**GIVEN EXERCISE**
Count the lines below that contain the word "ColorChecker". Give only the number.

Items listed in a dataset
────
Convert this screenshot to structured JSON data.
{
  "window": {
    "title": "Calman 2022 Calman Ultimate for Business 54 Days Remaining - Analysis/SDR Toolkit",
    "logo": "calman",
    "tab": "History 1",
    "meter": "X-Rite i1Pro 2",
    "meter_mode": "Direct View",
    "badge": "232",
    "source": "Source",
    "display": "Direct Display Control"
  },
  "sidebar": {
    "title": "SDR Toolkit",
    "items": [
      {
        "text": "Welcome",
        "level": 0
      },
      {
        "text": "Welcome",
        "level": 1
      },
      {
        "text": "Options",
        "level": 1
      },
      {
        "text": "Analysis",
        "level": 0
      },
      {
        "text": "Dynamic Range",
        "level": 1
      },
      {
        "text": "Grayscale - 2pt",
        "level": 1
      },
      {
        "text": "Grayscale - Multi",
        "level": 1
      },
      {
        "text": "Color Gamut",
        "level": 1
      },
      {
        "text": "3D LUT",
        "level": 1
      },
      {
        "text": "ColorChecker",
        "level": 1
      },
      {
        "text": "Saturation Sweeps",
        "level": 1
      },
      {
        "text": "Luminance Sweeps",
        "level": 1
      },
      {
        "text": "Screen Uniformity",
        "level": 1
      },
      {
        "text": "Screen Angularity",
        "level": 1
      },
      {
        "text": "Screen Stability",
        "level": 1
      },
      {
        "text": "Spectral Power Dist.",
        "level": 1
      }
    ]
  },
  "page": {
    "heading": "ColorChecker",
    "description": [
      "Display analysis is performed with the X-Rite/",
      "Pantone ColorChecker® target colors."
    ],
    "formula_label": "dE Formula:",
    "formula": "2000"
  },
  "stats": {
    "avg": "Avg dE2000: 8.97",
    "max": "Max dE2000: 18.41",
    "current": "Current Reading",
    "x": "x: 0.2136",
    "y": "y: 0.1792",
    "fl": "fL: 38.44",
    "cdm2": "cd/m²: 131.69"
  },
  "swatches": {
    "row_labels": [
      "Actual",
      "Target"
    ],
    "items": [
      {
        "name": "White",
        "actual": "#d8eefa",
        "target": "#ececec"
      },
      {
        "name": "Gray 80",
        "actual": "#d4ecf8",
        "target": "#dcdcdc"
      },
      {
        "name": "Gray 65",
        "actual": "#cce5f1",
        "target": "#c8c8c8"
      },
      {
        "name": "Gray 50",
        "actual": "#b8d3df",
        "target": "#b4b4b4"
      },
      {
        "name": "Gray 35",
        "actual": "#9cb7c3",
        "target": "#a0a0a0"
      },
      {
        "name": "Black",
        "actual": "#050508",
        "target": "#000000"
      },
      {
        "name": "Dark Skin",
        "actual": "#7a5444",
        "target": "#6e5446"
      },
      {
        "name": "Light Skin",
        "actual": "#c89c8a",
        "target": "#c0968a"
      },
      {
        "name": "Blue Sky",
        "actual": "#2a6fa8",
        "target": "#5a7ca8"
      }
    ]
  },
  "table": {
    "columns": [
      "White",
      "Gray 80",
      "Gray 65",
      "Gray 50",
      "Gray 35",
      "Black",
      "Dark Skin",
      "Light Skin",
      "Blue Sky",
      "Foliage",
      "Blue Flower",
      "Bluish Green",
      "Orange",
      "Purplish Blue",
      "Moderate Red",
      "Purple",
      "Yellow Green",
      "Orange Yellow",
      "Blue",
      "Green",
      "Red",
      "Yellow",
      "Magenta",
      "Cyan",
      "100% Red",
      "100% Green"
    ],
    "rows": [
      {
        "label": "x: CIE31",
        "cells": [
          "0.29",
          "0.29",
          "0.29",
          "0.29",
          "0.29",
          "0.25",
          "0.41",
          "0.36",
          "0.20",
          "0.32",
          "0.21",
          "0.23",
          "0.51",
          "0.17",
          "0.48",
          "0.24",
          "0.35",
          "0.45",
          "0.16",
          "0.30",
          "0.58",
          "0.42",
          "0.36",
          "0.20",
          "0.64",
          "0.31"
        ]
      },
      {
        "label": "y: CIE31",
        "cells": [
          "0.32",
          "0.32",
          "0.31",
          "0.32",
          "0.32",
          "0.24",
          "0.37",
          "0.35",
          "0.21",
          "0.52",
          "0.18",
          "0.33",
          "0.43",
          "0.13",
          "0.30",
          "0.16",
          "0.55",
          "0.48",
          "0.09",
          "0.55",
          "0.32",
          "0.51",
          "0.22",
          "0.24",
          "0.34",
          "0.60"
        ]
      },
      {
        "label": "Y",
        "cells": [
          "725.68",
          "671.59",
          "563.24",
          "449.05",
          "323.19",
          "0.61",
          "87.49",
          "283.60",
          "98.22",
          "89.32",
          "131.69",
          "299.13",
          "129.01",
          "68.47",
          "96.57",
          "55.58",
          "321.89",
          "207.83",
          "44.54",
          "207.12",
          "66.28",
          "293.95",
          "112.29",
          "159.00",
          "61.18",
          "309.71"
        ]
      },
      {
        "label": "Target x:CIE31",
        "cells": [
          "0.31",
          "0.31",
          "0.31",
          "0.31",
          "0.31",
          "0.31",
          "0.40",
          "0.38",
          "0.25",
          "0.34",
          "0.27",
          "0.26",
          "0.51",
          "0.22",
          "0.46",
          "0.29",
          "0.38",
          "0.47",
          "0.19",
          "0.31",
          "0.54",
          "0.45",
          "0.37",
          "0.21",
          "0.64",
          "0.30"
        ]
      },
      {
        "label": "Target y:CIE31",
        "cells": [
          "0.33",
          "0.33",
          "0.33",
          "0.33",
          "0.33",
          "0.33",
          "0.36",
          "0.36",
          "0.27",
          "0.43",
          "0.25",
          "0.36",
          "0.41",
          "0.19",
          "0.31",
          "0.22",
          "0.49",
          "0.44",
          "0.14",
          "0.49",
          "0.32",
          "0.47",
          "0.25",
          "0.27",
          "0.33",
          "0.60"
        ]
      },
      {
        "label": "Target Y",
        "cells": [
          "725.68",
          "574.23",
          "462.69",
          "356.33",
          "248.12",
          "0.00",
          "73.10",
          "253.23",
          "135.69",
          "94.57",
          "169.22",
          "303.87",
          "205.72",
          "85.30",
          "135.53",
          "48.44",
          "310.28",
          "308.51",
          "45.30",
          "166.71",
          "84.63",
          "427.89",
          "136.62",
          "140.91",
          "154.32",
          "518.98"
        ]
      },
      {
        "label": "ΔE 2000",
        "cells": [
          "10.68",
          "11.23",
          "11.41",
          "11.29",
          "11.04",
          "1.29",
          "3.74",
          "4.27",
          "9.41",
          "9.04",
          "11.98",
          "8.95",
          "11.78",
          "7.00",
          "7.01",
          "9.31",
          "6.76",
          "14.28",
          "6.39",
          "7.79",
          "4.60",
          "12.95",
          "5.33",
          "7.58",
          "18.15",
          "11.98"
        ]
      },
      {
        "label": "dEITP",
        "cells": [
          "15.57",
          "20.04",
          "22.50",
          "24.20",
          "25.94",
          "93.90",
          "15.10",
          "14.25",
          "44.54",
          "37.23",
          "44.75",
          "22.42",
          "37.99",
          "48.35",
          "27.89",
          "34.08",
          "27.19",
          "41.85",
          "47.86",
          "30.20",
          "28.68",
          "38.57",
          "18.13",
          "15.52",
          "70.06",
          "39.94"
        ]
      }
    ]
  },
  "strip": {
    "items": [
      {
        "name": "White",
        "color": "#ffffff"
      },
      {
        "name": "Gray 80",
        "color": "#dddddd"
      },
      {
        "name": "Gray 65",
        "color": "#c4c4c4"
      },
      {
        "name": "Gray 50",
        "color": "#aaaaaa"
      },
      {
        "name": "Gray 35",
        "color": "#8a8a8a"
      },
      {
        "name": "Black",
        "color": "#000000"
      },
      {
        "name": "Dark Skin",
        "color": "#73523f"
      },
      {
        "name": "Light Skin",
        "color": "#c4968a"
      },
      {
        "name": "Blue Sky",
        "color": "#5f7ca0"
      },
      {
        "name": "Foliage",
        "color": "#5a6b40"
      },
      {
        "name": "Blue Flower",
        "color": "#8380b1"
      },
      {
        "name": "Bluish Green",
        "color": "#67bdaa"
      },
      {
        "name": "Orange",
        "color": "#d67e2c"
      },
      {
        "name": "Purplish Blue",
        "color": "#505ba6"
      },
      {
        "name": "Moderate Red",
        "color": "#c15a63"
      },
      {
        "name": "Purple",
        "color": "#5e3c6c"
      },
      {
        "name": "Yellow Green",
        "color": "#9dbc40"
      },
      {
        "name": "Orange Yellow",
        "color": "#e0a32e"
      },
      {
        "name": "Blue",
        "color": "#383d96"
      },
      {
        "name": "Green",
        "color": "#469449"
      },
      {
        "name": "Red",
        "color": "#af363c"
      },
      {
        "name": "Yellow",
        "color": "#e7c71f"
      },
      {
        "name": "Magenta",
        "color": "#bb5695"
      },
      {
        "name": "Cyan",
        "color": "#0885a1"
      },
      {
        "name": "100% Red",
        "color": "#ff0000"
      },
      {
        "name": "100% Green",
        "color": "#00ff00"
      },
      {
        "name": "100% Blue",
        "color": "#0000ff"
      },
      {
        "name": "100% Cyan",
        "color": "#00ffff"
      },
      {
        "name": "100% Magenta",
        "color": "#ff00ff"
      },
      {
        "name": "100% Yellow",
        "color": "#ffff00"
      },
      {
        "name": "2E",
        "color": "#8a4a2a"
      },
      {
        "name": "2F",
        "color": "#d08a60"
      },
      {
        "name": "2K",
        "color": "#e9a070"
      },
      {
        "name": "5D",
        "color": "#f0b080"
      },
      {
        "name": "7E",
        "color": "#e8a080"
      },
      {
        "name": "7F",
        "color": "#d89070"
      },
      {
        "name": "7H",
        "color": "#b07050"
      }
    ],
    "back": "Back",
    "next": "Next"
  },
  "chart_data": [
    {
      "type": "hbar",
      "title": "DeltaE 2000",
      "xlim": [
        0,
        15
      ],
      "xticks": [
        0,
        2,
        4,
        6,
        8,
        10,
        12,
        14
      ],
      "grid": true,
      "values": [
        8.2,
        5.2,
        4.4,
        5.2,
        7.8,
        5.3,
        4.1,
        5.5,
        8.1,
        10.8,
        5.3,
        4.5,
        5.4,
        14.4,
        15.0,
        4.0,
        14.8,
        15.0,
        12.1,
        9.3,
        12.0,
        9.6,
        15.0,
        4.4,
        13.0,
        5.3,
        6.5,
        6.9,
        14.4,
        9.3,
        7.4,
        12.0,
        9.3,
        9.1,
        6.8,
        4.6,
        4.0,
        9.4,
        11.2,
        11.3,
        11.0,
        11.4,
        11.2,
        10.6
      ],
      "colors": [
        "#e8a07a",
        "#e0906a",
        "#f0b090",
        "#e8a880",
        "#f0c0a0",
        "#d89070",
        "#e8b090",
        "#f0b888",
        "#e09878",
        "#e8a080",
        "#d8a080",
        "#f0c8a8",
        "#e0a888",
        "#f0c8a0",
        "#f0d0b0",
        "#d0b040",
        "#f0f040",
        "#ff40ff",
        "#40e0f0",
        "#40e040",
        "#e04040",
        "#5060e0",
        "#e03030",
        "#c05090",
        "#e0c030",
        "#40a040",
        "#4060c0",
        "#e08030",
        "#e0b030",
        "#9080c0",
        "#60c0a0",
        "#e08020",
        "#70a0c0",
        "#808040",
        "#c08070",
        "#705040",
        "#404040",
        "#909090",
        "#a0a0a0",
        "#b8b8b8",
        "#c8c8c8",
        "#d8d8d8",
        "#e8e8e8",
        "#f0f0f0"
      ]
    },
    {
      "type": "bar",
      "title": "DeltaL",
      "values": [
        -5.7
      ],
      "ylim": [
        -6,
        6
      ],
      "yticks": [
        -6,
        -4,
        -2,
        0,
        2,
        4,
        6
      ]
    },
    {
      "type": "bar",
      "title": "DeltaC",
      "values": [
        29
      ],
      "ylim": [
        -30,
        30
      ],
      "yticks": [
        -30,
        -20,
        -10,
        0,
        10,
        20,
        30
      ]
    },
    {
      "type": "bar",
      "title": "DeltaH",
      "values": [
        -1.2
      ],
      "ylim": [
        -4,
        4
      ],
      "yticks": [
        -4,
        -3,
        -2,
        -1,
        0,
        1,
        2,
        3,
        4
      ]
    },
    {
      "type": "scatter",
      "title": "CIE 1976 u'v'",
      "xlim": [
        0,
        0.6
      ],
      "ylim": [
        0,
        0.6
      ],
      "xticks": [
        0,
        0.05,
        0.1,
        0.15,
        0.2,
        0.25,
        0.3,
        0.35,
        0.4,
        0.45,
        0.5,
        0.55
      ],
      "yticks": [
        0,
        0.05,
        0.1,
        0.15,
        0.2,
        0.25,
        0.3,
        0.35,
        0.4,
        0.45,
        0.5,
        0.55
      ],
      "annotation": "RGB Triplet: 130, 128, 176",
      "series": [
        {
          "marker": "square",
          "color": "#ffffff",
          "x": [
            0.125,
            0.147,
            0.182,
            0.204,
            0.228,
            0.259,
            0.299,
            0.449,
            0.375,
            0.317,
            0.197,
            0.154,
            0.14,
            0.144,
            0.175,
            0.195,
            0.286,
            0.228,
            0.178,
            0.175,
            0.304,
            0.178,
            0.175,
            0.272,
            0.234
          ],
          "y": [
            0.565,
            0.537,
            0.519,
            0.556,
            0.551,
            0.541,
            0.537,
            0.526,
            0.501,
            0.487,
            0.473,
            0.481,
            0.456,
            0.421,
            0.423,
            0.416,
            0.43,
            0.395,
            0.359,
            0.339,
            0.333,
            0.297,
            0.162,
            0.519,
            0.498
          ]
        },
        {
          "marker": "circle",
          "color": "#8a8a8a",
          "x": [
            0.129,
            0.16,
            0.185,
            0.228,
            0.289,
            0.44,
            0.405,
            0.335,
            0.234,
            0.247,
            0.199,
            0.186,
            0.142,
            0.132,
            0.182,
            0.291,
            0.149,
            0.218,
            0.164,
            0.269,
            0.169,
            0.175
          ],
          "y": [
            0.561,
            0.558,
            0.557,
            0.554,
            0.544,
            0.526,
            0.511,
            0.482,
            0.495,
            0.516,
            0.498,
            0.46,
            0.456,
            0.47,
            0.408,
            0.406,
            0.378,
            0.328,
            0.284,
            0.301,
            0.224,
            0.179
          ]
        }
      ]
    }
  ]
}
────
**EXERCISE OUTPUT**
3